Dataset items
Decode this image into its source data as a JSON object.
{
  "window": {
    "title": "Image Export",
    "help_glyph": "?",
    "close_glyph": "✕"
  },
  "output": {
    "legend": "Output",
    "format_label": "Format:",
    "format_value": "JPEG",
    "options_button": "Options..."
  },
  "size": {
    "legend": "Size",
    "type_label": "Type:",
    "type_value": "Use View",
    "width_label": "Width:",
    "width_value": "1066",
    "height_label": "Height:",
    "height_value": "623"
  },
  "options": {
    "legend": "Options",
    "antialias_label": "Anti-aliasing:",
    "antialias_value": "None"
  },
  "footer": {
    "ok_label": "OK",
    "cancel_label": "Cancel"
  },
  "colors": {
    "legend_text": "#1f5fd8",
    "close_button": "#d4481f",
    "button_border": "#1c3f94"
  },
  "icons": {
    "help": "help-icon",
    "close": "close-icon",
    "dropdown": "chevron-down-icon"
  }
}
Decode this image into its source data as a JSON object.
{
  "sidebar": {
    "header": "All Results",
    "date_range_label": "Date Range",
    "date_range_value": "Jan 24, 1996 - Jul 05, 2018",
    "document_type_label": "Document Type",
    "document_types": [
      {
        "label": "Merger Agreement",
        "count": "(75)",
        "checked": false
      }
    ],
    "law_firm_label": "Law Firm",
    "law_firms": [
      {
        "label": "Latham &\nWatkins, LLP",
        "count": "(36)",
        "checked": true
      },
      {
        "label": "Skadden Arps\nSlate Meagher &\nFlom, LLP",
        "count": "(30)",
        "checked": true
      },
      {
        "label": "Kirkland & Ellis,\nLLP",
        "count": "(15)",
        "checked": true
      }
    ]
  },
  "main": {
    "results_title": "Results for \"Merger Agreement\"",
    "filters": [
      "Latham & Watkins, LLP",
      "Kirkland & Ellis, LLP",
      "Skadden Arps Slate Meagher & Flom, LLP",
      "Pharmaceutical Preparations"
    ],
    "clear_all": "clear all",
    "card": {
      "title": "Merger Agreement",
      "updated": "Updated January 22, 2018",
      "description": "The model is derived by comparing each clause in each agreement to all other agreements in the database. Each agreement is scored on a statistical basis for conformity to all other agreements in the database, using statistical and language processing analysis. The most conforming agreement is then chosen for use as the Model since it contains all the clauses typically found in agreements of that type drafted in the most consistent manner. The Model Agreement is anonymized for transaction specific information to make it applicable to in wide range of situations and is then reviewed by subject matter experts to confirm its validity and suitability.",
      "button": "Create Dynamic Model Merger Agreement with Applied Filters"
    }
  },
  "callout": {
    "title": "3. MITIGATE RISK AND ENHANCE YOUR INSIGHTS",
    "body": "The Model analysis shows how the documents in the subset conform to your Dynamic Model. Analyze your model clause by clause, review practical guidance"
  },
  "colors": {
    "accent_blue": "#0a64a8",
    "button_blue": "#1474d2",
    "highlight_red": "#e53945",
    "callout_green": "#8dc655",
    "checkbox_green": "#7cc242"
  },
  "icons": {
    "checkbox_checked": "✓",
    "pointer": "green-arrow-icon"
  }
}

### TASK INSTRUCTIONS
Which lines contain the word "Meagher"? Copy each of them.

### TASK SOLUTION
        "label": "Skadden Arps\nSlate Meagher &\nFlom, LLP",
      "Skadden Arps Slate Meagher & Flom, LLP",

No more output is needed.